╭─ Source
In [59]:
import pandas as pd
import numpy as np
import csv
import mlflow
from textblob import TextBlob
from sklearn.feature_extraction.text import CountVectorizer, TfidfTransformer
from sklearn.metrics import accuracy_score, f1_score, roc_auc_score
from sklearn.naive_bayes import MultinomialNB
from sklearn.linear_model import LogisticRegression
from sklearn.svm import SVC

# Preprocessing steps

In [60]:
def split_into_lemmas(message):
    message = message.lower()
    words = TextBlob(message).words
    return [word.lemma for word in words]

In [61]:
def eval_metrics(actual, pred):
    acc = accuracy_score(actual, pred)
    f1 = f1_score(actual, pred, pos_label='spam')
    auc = roc_auc_score(actual=='spam', pred=='spam')
    return acc, f1, auc


# For dataset generated by seed = 42

In [62]:
messages = pd.read_csv('data/train.csv', sep='\t', quoting=csv.QUOTE_NONE, index_col=False)
bow_transformer = CountVectorizer(analyzer=split_into_lemmas).fit(messages['message'])
messages_bow = bow_transformer.transform(messages['message'])
tfidf_transformer = TfidfTransformer().fit(messages_bow)
messages_tfidf = tfidf_transformer.transform(messages_bow)

KeyboardInterrupt: 

In [None]:
valid = pd.read_csv('data/validate.csv', sep='\t', quoting=csv.QUOTE_NONE, index_col=False)
valid_bow = bow_transformer.transform(valid['message'])
valid_tfidf = tfidf_transformer.transform(valid_bow)

## Naive Bayes classifier

In [None]:
naive_bayes = MultinomialNB().fit(messages_tfidf, messages['label'])

In [None]:
with mlflow.start_run():
    all_predictions = naive_bayes.predict(valid_tfidf)
    valid_metrics = eval_metrics(valid['label'], all_predictions)
    mlflow.log_metric("acc", valid_metrics[0])
    mlflow.log_metric("f1",valid_metrics[1])
    mlflow.log_metric("auc", valid_metrics[2])
    print("acc:", valid_metrics[0])
    print("f1:",valid_metrics[1])
    print("auc:", valid_metrics[2])
    mlflow.sklearn.log_model(naive_bayes, "NB_42")

acc: 0.961768219832736
f1: 0.8333333333333333
auc: 0.8571428571428572


## Logistic Regression

In [None]:
logistic_reg = LogisticRegression().fit(messages_tfidf, messages['label'])
╰─
╭─ Data section
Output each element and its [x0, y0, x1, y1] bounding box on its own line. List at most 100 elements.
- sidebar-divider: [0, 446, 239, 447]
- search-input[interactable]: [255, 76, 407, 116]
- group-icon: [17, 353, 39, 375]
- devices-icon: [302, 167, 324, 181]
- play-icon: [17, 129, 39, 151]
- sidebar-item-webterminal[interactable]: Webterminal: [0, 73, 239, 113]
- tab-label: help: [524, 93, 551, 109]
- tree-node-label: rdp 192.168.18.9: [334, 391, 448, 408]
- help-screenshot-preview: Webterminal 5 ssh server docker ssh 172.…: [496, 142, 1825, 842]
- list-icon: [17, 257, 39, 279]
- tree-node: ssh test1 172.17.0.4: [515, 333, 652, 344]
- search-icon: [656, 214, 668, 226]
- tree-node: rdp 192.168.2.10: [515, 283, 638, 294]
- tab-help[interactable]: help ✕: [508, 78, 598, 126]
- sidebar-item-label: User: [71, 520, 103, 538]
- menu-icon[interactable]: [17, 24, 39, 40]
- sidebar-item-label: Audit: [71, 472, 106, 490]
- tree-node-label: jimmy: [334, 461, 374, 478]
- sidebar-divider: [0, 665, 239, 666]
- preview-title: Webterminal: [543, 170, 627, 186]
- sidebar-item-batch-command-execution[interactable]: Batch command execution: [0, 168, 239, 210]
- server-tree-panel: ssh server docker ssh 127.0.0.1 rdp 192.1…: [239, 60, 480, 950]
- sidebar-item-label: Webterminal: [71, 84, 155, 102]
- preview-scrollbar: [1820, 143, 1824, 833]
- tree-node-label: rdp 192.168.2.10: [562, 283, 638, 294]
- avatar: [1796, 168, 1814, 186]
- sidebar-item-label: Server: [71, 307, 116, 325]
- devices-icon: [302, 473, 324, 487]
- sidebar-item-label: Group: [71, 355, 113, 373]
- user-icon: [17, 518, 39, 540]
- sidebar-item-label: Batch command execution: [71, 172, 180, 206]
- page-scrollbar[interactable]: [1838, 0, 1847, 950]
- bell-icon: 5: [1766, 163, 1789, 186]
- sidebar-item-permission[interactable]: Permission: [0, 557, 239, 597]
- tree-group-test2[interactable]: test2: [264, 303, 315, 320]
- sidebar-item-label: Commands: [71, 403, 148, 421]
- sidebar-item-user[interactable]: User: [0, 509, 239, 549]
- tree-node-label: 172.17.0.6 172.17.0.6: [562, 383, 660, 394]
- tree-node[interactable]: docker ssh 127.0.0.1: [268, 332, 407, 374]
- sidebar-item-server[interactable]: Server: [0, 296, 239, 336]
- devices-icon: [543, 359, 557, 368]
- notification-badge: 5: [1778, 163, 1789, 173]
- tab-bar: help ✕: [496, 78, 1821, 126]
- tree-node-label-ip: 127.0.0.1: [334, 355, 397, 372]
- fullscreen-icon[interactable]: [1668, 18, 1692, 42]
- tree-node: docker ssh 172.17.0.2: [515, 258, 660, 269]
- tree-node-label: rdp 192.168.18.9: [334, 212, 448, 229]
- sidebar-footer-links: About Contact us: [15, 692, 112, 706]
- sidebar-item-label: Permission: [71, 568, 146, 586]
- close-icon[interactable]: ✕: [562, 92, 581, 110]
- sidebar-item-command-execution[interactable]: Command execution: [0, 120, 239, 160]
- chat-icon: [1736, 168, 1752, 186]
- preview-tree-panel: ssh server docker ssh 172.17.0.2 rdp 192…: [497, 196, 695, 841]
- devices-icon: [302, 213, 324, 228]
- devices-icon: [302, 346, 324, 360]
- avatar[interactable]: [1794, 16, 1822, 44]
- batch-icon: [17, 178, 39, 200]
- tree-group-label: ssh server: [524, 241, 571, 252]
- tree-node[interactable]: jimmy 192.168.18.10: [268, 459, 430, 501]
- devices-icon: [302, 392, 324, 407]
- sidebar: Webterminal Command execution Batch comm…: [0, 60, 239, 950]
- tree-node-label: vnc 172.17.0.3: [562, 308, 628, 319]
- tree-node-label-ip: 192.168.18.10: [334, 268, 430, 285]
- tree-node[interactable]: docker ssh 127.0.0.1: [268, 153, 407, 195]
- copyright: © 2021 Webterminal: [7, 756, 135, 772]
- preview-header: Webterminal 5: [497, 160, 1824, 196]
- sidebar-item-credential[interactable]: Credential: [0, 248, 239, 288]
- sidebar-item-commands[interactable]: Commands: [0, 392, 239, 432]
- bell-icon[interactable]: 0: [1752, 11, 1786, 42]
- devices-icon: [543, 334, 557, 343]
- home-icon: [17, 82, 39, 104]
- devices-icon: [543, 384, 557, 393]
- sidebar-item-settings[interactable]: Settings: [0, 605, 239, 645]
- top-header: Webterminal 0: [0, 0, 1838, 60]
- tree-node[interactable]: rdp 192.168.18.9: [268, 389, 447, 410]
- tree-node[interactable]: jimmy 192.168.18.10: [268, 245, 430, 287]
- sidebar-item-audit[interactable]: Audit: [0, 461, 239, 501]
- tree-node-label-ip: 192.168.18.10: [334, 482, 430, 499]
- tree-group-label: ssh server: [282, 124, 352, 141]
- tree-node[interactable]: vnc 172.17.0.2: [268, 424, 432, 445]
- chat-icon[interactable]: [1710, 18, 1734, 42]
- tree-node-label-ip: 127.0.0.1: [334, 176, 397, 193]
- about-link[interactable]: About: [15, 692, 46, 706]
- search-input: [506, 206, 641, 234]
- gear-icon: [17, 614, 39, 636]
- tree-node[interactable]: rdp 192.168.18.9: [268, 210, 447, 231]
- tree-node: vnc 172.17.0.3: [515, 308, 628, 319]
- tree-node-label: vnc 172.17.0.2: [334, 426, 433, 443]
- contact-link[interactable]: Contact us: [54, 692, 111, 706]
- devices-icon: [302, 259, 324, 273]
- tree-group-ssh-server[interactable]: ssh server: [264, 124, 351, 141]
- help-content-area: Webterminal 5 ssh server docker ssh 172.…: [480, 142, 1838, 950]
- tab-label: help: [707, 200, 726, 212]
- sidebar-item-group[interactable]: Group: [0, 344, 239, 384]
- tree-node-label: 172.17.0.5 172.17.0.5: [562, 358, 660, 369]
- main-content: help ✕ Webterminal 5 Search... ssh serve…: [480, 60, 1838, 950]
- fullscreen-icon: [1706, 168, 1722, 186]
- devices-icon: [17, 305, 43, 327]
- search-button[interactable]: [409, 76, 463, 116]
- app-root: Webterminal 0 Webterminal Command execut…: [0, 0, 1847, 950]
╰─
[Goals]
1) Please restate the spam classifier notebook word for word, everything from "# For dataset" down to "valid_bow = bow_transformer.transform(valid['message'])".
2) In the spam classifier notebook, under what name is the Naive Bayes model logged with mlflow?
3) Rewrite the block of the spam classifier notebook that begins "def eval_metrics(actual, pred):" as a short list of what it does.

[Solutions]
1)
# For dataset generated by seed = 42

In [62]:
messages = pd.read_csv('data/train.csv', sep='\t', quoting=csv.QUOTE_NONE, index_col=False)
bow_transformer = CountVectorizer(analyzer=split_into_lemmas).fit(messages['message'])
messages_bow = bow_transformer.transform(messages['message'])
tfidf_transformer = TfidfTransformer().fit(messages_bow)
messages_tfidf = tfidf_transformer.transform(messages_bow)

KeyboardInterrupt: 

In [None]:
valid = pd.read_csv('data/validate.csv', sep='\t', quoting=csv.QUOTE_NONE, index_col=False)
valid_bow = bow_transformer.transform(valid['message'])

2) NB_42

3)
- Takes the actual and predicted labels.
- Computes the accuracy score.
- Computes the F1 score, with "spam" as the positive label.
- Computes the ROC AUC score by marking which actual and predicted labels equal "spam".
- Returns the accuracy, F1 and AUC values.